▸ Work required
Reproduce every line of the rows below word for word, leaving out the pictures.

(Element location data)
__________
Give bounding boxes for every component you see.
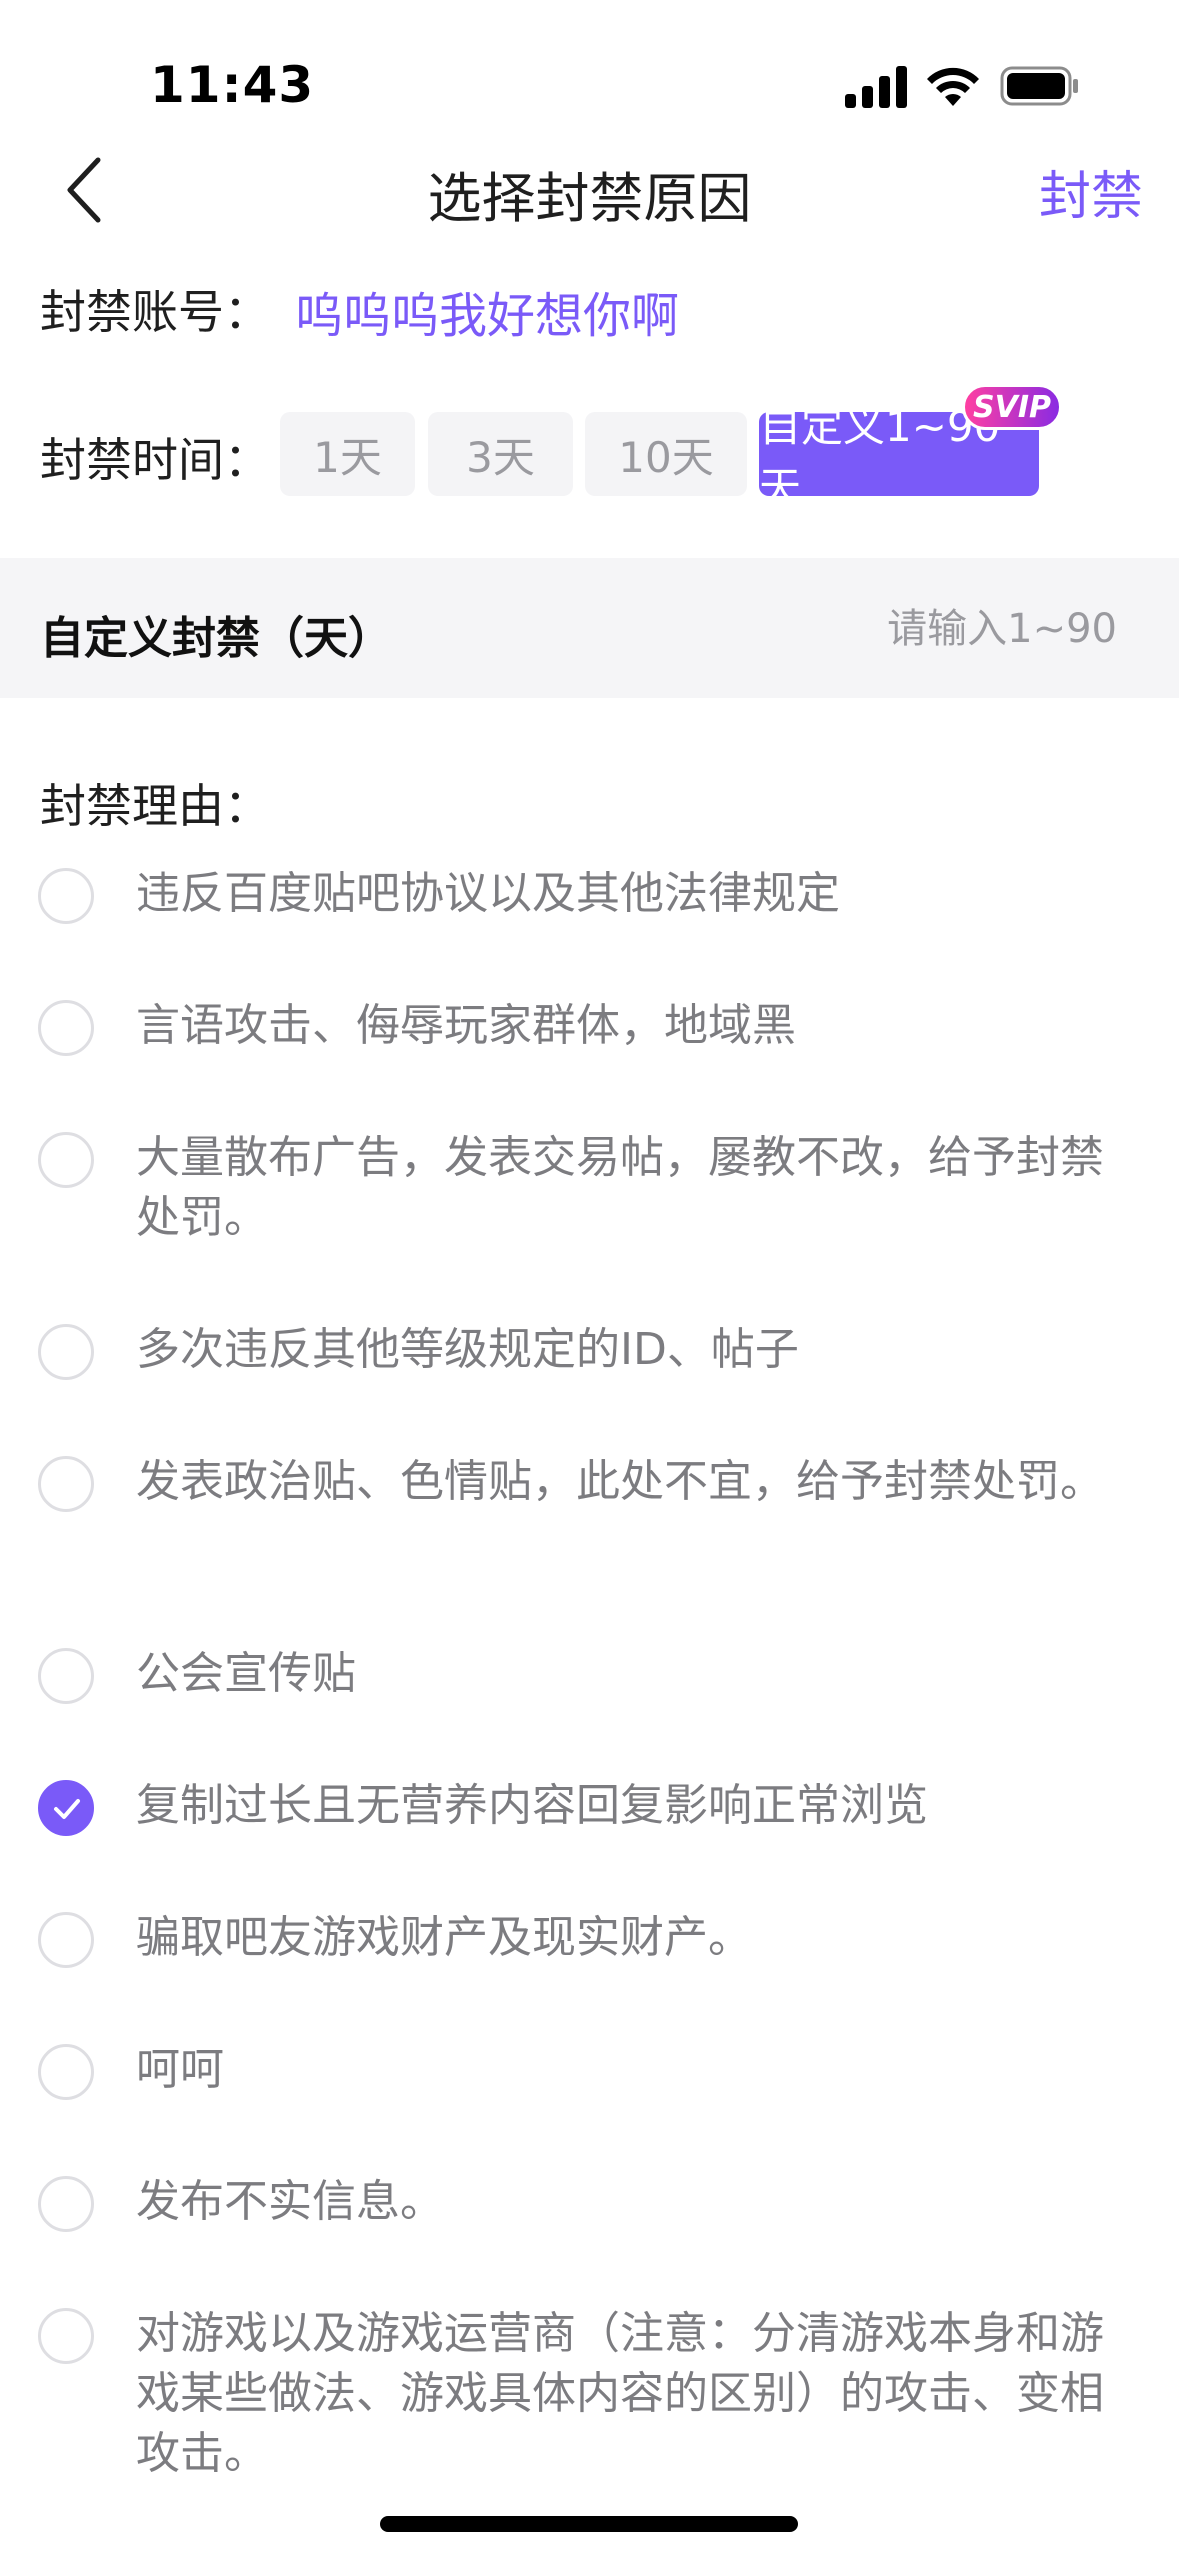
battery-icon xyxy=(1000,66,1078,106)
reason-text: 公会宣传贴 xyxy=(136,1648,356,1699)
reason-text: 言语攻击、侮辱玩家群体，地域黑 xyxy=(136,1000,796,1051)
radio-button[interactable] xyxy=(38,2176,94,2232)
reason-text: 大量散布广告，发表交易帖，屡教不改，给予封禁处罚。 xyxy=(136,1132,1104,1243)
reason-text: 发表政治贴、色情贴，此处不宜，给予封禁处罚。 xyxy=(136,1456,1104,1507)
wifi-icon xyxy=(927,67,979,106)
reason-text: 呵呵 xyxy=(136,2044,224,2095)
ban-account-label: 封禁账号： xyxy=(40,285,270,339)
navigation-bar: 选择封禁原因 封禁 xyxy=(0,140,1179,240)
ban-reasons-label: 封禁理由： xyxy=(40,779,270,833)
page-title: 选择封禁原因 xyxy=(427,167,752,230)
reason-text: 复制过长且无营养内容回复影响正常浏览 xyxy=(136,1780,928,1831)
ban-time-option-1-day[interactable]: 1天 xyxy=(280,412,415,496)
svip-badge: SVIP xyxy=(962,384,1062,430)
radio-button[interactable] xyxy=(38,1132,94,1188)
radio-button[interactable] xyxy=(38,2308,94,2364)
cellular-signal-icon xyxy=(845,66,907,108)
reason-text: 对游戏以及游戏运营商（注意：分清游戏本身和游戏某些做法、游戏具体内容的区别）的攻… xyxy=(136,2308,1104,2479)
reason-text: 发布不实信息。 xyxy=(136,2176,444,2227)
reason-text: 骗取吧友游戏财产及现实财产。 xyxy=(136,1912,752,1963)
radio-button[interactable] xyxy=(38,1456,94,1512)
ban-account-value: 呜呜呜我好想你啊 xyxy=(295,288,680,344)
custom-ban-days-row: 自定义封禁（天） xyxy=(0,558,1179,698)
ban-time-label: 封禁时间： xyxy=(40,433,270,487)
radio-button[interactable] xyxy=(38,1648,94,1704)
custom-ban-days-input[interactable] xyxy=(815,598,1119,660)
ban-submit-button[interactable]: 封禁 xyxy=(1039,154,1143,229)
status-bar: 11:43 xyxy=(0,0,1179,150)
reason-text: 违反百度贴吧协议以及其他法律规定 xyxy=(136,868,840,919)
radio-button[interactable] xyxy=(38,2044,94,2100)
radio-button[interactable] xyxy=(38,1324,94,1380)
radio-button[interactable] xyxy=(38,868,94,924)
radio-button[interactable] xyxy=(38,1912,94,1968)
status-time: 11:43 xyxy=(150,56,315,114)
reason-text: 多次违反其他等级规定的ID、帖子 xyxy=(136,1324,799,1375)
checkmark-icon xyxy=(54,1799,80,1819)
ban-time-option-3-days[interactable]: 3天 xyxy=(428,412,573,496)
ban-time-option-10-days[interactable]: 10天 xyxy=(585,412,747,496)
radio-button[interactable] xyxy=(38,1000,94,1056)
home-indicator xyxy=(380,2516,798,2532)
radio-button-checked[interactable] xyxy=(38,1780,94,1836)
custom-ban-days-label: 自定义封禁（天） xyxy=(40,613,392,664)
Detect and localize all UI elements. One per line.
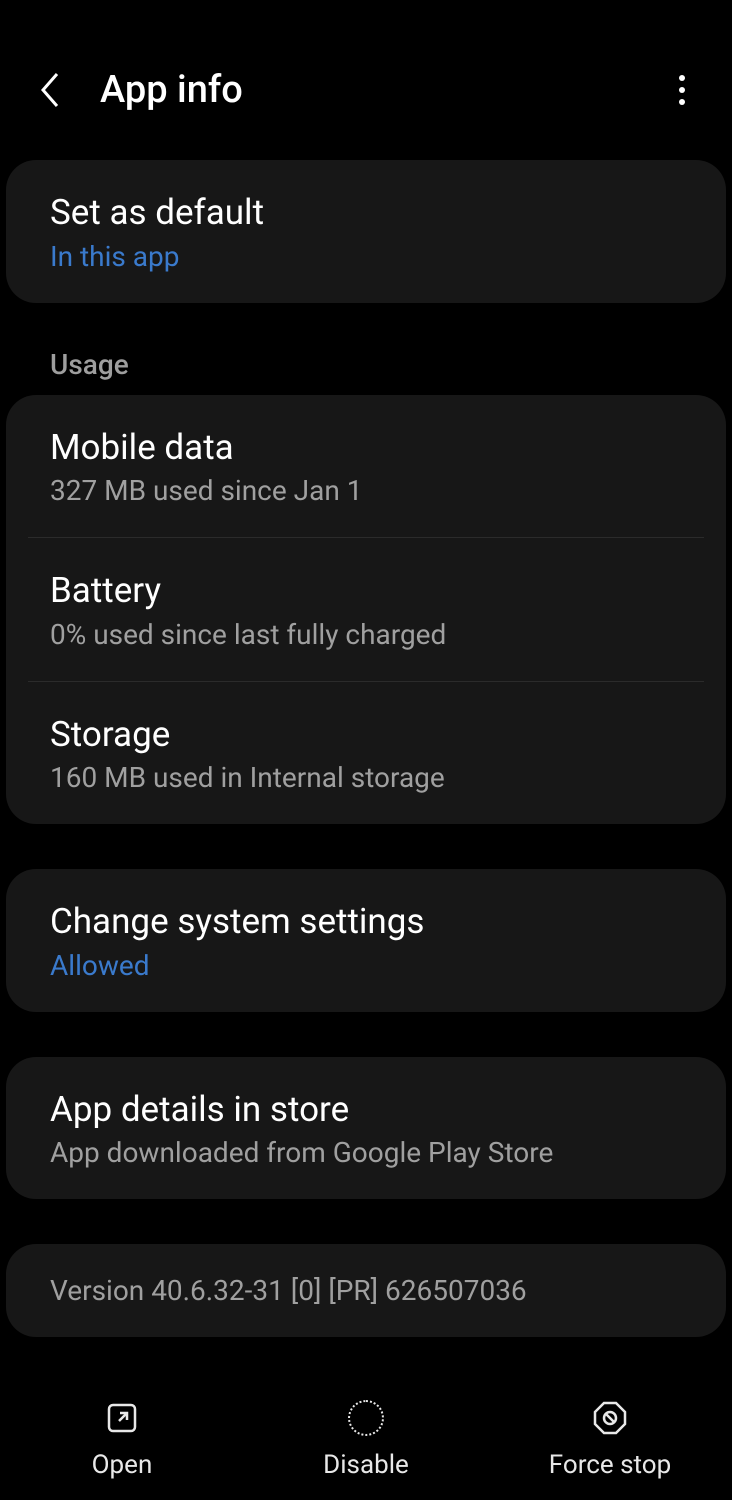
item-title: Storage [50,712,682,758]
more-options-button[interactable] [662,70,702,110]
disable-icon [348,1400,384,1436]
chevron-left-icon [39,72,61,108]
set-default-card: Set as default In this app [6,160,726,303]
item-title: Set as default [50,190,682,236]
item-subtitle: App downloaded from Google Play Store [50,1136,682,1169]
battery-item[interactable]: Battery 0% used since last fully charged [6,538,726,681]
header: App info [0,0,732,160]
more-vertical-icon [679,75,685,105]
open-button[interactable]: Open [0,1400,244,1480]
force-stop-icon [592,1400,628,1436]
item-subtitle: In this app [50,240,682,273]
item-subtitle: 0% used since last fully charged [50,618,682,651]
change-system-card: Change system settings Allowed [6,869,726,1012]
back-button[interactable] [30,70,70,110]
open-icon [104,1400,140,1436]
mobile-data-item[interactable]: Mobile data 327 MB used since Jan 1 [6,395,726,538]
usage-card: Mobile data 327 MB used since Jan 1 Batt… [6,395,726,825]
content-area: Set as default In this app Usage Mobile … [0,160,732,1337]
item-title: Battery [50,568,682,614]
item-title: Mobile data [50,425,682,471]
action-label: Force stop [549,1450,671,1480]
app-details-store-item[interactable]: App details in store App downloaded from… [6,1057,726,1200]
usage-section-header: Usage [6,348,726,395]
force-stop-button[interactable]: Force stop [488,1400,732,1480]
item-title: App details in store [50,1087,682,1133]
storage-item[interactable]: Storage 160 MB used in Internal storage [6,682,726,825]
disable-button[interactable]: Disable [244,1400,488,1480]
item-subtitle: 160 MB used in Internal storage [50,761,682,794]
item-title: Change system settings [50,899,682,945]
version-text: Version 40.6.32-31 [0] [PR] 626507036 [50,1274,682,1307]
change-system-settings-item[interactable]: Change system settings Allowed [6,869,726,1012]
bottom-action-bar: Open Disable Force stop [0,1386,732,1500]
set-as-default-item[interactable]: Set as default In this app [6,160,726,303]
version-card: Version 40.6.32-31 [0] [PR] 626507036 [6,1244,726,1337]
page-title: App info [100,68,662,112]
app-details-card: App details in store App downloaded from… [6,1057,726,1200]
action-label: Disable [323,1450,409,1480]
item-subtitle: 327 MB used since Jan 1 [50,474,682,507]
action-label: Open [92,1450,153,1480]
item-subtitle: Allowed [50,949,682,982]
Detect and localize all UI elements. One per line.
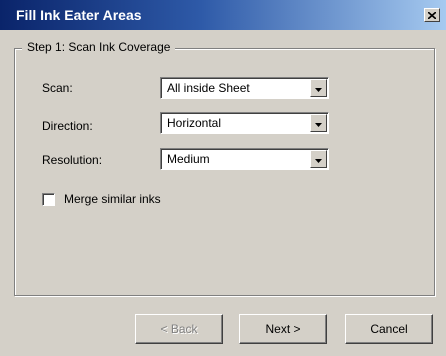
resolution-dropdown-button[interactable]	[310, 150, 327, 168]
next-button-label: Next >	[265, 322, 301, 336]
chevron-down-icon	[315, 152, 322, 166]
merge-inks-checkbox[interactable]	[42, 193, 55, 206]
resolution-label: Resolution:	[42, 153, 103, 167]
chevron-down-icon	[315, 116, 322, 130]
direction-dropdown-button[interactable]	[310, 114, 327, 132]
scan-select-value: All inside Sheet	[167, 81, 250, 95]
back-button-label: < Back	[160, 322, 198, 336]
cancel-button-label: Cancel	[370, 322, 408, 336]
title-bar[interactable]: Fill Ink Eater Areas	[0, 0, 446, 30]
merge-inks-label[interactable]: Merge similar inks	[64, 192, 161, 206]
dialog-window: Fill Ink Eater Areas Step 1: Scan Ink Co…	[0, 0, 446, 356]
back-button[interactable]: < Back	[135, 314, 223, 344]
resolution-select-value: Medium	[167, 152, 210, 166]
scan-dropdown-button[interactable]	[310, 79, 327, 97]
close-icon	[428, 11, 436, 19]
close-button[interactable]	[424, 8, 440, 22]
next-button[interactable]: Next >	[239, 314, 327, 344]
resolution-select[interactable]: Medium	[160, 148, 329, 170]
direction-label: Direction:	[42, 119, 93, 133]
cancel-button[interactable]: Cancel	[345, 314, 433, 344]
scan-select[interactable]: All inside Sheet	[160, 77, 329, 99]
direction-select[interactable]: Horizontal	[160, 112, 329, 134]
group-legend: Step 1: Scan Ink Coverage	[22, 40, 176, 54]
window-title: Fill Ink Eater Areas	[16, 7, 142, 23]
scan-label: Scan:	[42, 81, 73, 95]
direction-select-value: Horizontal	[167, 116, 222, 130]
chevron-down-icon	[315, 81, 322, 95]
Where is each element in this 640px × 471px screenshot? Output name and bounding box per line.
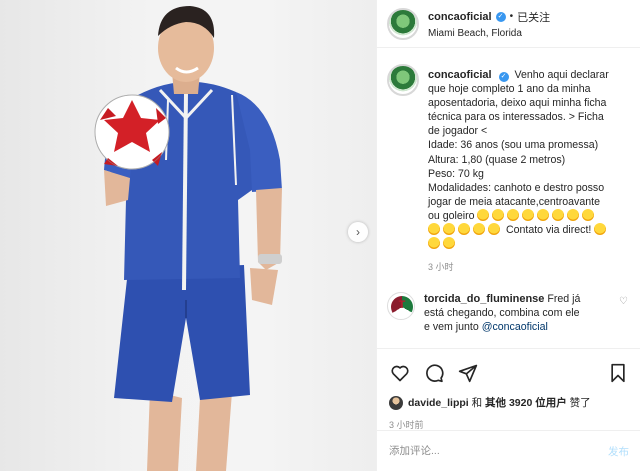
__________
▸ Task output
Give bounding boxes for every component you see.
battery-icon xyxy=(1000,66,1078,106)
reason-text: 公会宣传贴 xyxy=(136,1648,356,1699)
reason-text: 言语攻击、侮辱玩家群体，地域黑 xyxy=(136,1000,796,1051)
radio-button[interactable] xyxy=(38,2176,94,2232)
reason-text: 大量散布广告，发表交易帖，屡教不改，给予封禁处罚。 xyxy=(136,1132,1104,1243)
reason-text: 发表政治贴、色情贴，此处不宜，给予封禁处罚。 xyxy=(136,1456,1104,1507)
wifi-icon xyxy=(927,67,979,106)
reason-text: 呵呵 xyxy=(136,2044,224,2095)
ban-account-label: 封禁账号： xyxy=(40,285,270,339)
navigation-bar: 选择封禁原因 封禁 xyxy=(0,140,1179,240)
ban-reasons-label: 封禁理由： xyxy=(40,779,270,833)
page-title: 选择封禁原因 xyxy=(427,167,752,230)
reason-text: 复制过长且无营养内容回复影响正常浏览 xyxy=(136,1780,928,1831)
ban-time-option-1-day[interactable]: 1天 xyxy=(280,412,415,496)
svip-badge: SVIP xyxy=(962,384,1062,430)
radio-button[interactable] xyxy=(38,1132,94,1188)
radio-button[interactable] xyxy=(38,2308,94,2364)
cellular-signal-icon xyxy=(845,66,907,108)
reason-text: 对游戏以及游戏运营商（注意：分清游戏本身和游戏某些做法、游戏具体内容的区别）的攻… xyxy=(136,2308,1104,2479)
reason-text: 发布不实信息。 xyxy=(136,2176,444,2227)
reason-text: 骗取吧友游戏财产及现实财产。 xyxy=(136,1912,752,1963)
radio-button[interactable] xyxy=(38,1456,94,1512)
ban-account-value: 呜呜呜我好想你啊 xyxy=(295,288,680,344)
custom-ban-days-row: 自定义封禁（天） xyxy=(0,558,1179,698)
ban-time-label: 封禁时间： xyxy=(40,433,270,487)
radio-button[interactable] xyxy=(38,1648,94,1704)
custom-ban-days-input[interactable] xyxy=(815,598,1119,660)
ban-submit-button[interactable]: 封禁 xyxy=(1039,154,1143,229)
status-bar: 11:43 xyxy=(0,0,1179,150)
reason-text: 违反百度贴吧协议以及其他法律规定 xyxy=(136,868,840,919)
radio-button[interactable] xyxy=(38,2044,94,2100)
radio-button[interactable] xyxy=(38,1324,94,1380)
radio-button[interactable] xyxy=(38,868,94,924)
radio-button[interactable] xyxy=(38,1912,94,1968)
status-time: 11:43 xyxy=(150,56,315,114)
reason-text: 多次违反其他等级规定的ID、帖子 xyxy=(136,1324,799,1375)
checkmark-icon xyxy=(54,1799,80,1819)
ban-time-option-3-days[interactable]: 3天 xyxy=(428,412,573,496)
ban-time-option-10-days[interactable]: 10天 xyxy=(585,412,747,496)
radio-button[interactable] xyxy=(38,1000,94,1056)
home-indicator xyxy=(380,2516,798,2532)
radio-button-checked[interactable] xyxy=(38,1780,94,1836)
custom-ban-days-label: 自定义封禁（天） xyxy=(40,613,392,664)
Detect and localize all UI elements. One per line.
item-title: Storage [50,712,682,758]
more-options-button[interactable] [662,70,702,110]
disable-icon [348,1400,384,1436]
chevron-left-icon [39,72,61,108]
set-default-card: Set as default In this app [6,160,726,303]
item-title: Set as default [50,190,682,236]
item-subtitle: App downloaded from Google Play Store [50,1136,682,1169]
battery-item[interactable]: Battery 0% used since last fully charged [6,538,726,681]
header: App info [0,0,732,160]
more-vertical-icon [679,75,685,105]
open-button[interactable]: Open [0,1400,244,1480]
force-stop-icon [592,1400,628,1436]
item-subtitle: In this app [50,240,682,273]
item-subtitle: 0% used since last fully charged [50,618,682,651]
change-system-card: Change system settings Allowed [6,869,726,1012]
back-button[interactable] [30,70,70,110]
open-icon [104,1400,140,1436]
mobile-data-item[interactable]: Mobile data 327 MB used since Jan 1 [6,395,726,538]
usage-card: Mobile data 327 MB used since Jan 1 Batt… [6,395,726,825]
content-area: Set as default In this app Usage Mobile … [0,160,732,1337]
item-title: Battery [50,568,682,614]
item-title: Mobile data [50,425,682,471]
action-label: Force stop [549,1450,671,1480]
app-details-store-item[interactable]: App details in store App downloaded from… [6,1057,726,1200]
usage-section-header: Usage [6,348,726,395]
force-stop-button[interactable]: Force stop [488,1400,732,1480]
item-title: App details in store [50,1087,682,1133]
storage-item[interactable]: Storage 160 MB used in Internal storage [6,682,726,825]
disable-button[interactable]: Disable [244,1400,488,1480]
item-subtitle: 160 MB used in Internal storage [50,761,682,794]
item-title: Change system settings [50,899,682,945]
version-text: Version 40.6.32-31 [0] [PR] 626507036 [50,1274,682,1307]
change-system-settings-item[interactable]: Change system settings Allowed [6,869,726,1012]
bottom-action-bar: Open Disable Force stop [0,1386,732,1500]
set-as-default-item[interactable]: Set as default In this app [6,160,726,303]
version-card: Version 40.6.32-31 [0] [PR] 626507036 [6,1244,726,1337]
page-title: App info [100,68,662,112]
app-details-card: App details in store App downloaded from… [6,1057,726,1200]
action-label: Disable [323,1450,409,1480]
item-subtitle: 327 MB used since Jan 1 [50,474,682,507]
action-label: Open [92,1450,153,1480]
item-subtitle: Allowed [50,949,682,982]
Detect and localize all UI elements. One per line.
resolution-dropdown-button[interactable]	[310, 150, 327, 168]
next-button-label: Next >	[265, 322, 301, 336]
chevron-down-icon	[315, 152, 322, 166]
merge-inks-checkbox[interactable]	[42, 193, 55, 206]
resolution-label: Resolution:	[42, 153, 103, 167]
chevron-down-icon	[315, 116, 322, 130]
direction-dropdown-button[interactable]	[310, 114, 327, 132]
scan-select-value: All inside Sheet	[167, 81, 250, 95]
back-button-label: < Back	[160, 322, 198, 336]
cancel-button-label: Cancel	[370, 322, 408, 336]
title-bar[interactable]: Fill Ink Eater Areas	[0, 0, 446, 30]
merge-inks-label[interactable]: Merge similar inks	[64, 192, 161, 206]
dialog-window: Fill Ink Eater Areas Step 1: Scan Ink Co…	[0, 0, 446, 356]
back-button[interactable]: < Back	[135, 314, 223, 344]
resolution-select-value: Medium	[167, 152, 210, 166]
scan-dropdown-button[interactable]	[310, 79, 327, 97]
close-icon	[428, 11, 436, 19]
close-button[interactable]	[424, 8, 440, 22]
next-button[interactable]: Next >	[239, 314, 327, 344]
resolution-select[interactable]: Medium	[160, 148, 329, 170]
direction-label: Direction:	[42, 119, 93, 133]
cancel-button[interactable]: Cancel	[345, 314, 433, 344]
scan-select[interactable]: All inside Sheet	[160, 77, 329, 99]
direction-select[interactable]: Horizontal	[160, 112, 329, 134]
group-legend: Step 1: Scan Ink Coverage	[22, 40, 176, 54]
window-title: Fill Ink Eater Areas	[16, 7, 142, 23]
scan-label: Scan:	[42, 81, 73, 95]
direction-select-value: Horizontal	[167, 116, 222, 130]
chevron-down-icon	[315, 81, 322, 95]
Where is each element in this 640px × 471px screenshot? Output name and bounding box per line.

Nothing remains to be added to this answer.